__Your task__
Edit the material from the line containing "Give bounding boxes" through the line containing "world-archery-logo-icon (10, 10, 102, 93)", replacing "address-line" with "address-row" and leaving everything else unchanged. Return only those lines.

__Material for the task__
[START]
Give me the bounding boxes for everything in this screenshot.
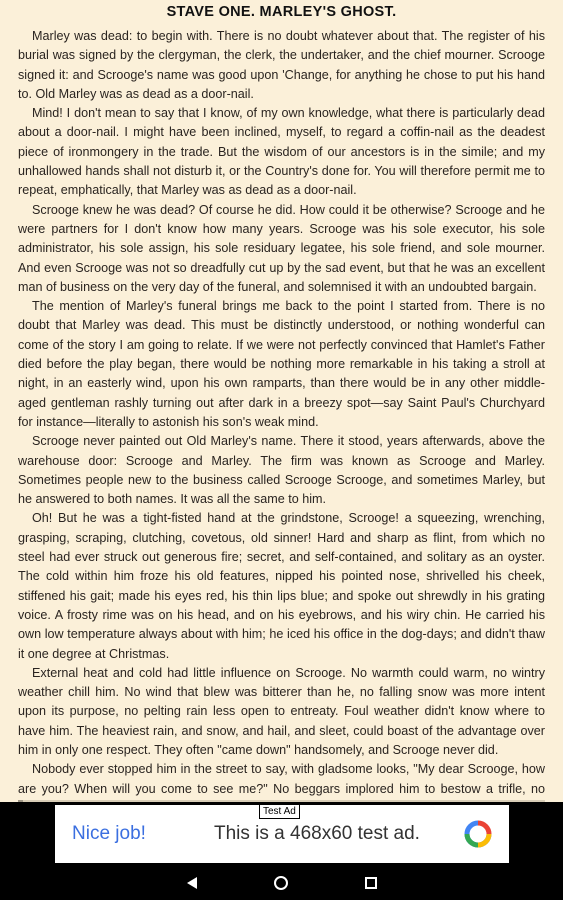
[END]
[START]
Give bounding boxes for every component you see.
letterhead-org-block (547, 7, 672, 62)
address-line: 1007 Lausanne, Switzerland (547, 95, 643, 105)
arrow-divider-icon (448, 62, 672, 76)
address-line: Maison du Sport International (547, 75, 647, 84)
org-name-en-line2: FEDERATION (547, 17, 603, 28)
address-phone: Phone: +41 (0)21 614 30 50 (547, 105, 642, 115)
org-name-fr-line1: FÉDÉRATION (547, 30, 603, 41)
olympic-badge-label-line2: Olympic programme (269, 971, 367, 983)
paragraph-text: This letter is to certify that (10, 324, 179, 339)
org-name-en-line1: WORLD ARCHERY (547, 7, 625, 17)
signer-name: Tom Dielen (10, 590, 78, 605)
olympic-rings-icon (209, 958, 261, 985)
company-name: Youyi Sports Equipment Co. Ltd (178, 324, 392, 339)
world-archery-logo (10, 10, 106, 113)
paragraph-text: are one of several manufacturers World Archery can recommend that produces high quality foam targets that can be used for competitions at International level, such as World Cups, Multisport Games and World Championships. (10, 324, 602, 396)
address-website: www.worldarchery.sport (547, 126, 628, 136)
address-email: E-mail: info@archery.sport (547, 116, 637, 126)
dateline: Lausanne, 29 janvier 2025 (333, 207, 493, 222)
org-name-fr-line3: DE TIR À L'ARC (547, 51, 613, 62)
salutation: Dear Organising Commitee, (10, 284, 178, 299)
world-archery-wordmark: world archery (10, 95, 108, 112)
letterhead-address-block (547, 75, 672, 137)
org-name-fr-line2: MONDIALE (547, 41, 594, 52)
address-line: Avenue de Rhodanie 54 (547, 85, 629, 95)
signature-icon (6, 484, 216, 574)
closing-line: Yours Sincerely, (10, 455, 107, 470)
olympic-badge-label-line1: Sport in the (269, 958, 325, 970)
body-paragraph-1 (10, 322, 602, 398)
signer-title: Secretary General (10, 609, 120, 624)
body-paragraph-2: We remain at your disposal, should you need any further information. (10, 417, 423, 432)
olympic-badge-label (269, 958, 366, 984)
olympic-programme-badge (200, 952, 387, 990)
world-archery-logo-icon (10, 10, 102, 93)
[END]
__Exercise output__
Give bounding boxes for every component you see.
letterhead-org-block (547, 7, 672, 62)
address-row: 1007 Lausanne, Switzerland (547, 95, 643, 105)
arrow-divider-icon (448, 62, 672, 76)
address-row: Maison du Sport International (547, 75, 647, 84)
org-name-en-line2: FEDERATION (547, 17, 603, 28)
address-phone: Phone: +41 (0)21 614 30 50 (547, 105, 642, 115)
org-name-fr-line1: FÉDÉRATION (547, 30, 603, 41)
olympic-badge-label-line2: Olympic programme (269, 971, 367, 983)
paragraph-text: This letter is to certify that (10, 324, 179, 339)
org-name-en-line1: WORLD ARCHERY (547, 7, 625, 17)
signer-name: Tom Dielen (10, 590, 78, 605)
olympic-rings-icon (209, 958, 261, 985)
company-name: Youyi Sports Equipment Co. Ltd (178, 324, 392, 339)
world-archery-logo (10, 10, 106, 113)
paragraph-text: are one of several manufacturers World Archery can recommend that produces high quality foam targets that can be used for competitions at International level, such as World Cups, Multisport Games and World Championships. (10, 324, 602, 396)
address-website: www.worldarchery.sport (547, 126, 628, 136)
address-email: E-mail: info@archery.sport (547, 116, 637, 126)
dateline: Lausanne, 29 janvier 2025 (333, 207, 493, 222)
org-name-fr-line3: DE TIR À L'ARC (547, 51, 613, 62)
salutation: Dear Organising Commitee, (10, 284, 178, 299)
world-archery-wordmark: world archery (10, 95, 108, 112)
letterhead-address-block (547, 75, 672, 137)
org-name-fr-line2: MONDIALE (547, 41, 594, 52)
address-row: Avenue de Rhodanie 54 (547, 85, 629, 95)
signature-icon (6, 484, 216, 574)
closing-line: Yours Sincerely, (10, 455, 107, 470)
olympic-badge-label-line1: Sport in the (269, 958, 325, 970)
body-paragraph-1 (10, 322, 602, 398)
signer-title: Secretary General (10, 609, 120, 624)
body-paragraph-2: We remain at your disposal, should you need any further information. (10, 417, 423, 432)
olympic-badge-label (269, 958, 366, 984)
olympic-programme-badge (200, 952, 387, 990)
world-archery-logo-icon (10, 10, 102, 93)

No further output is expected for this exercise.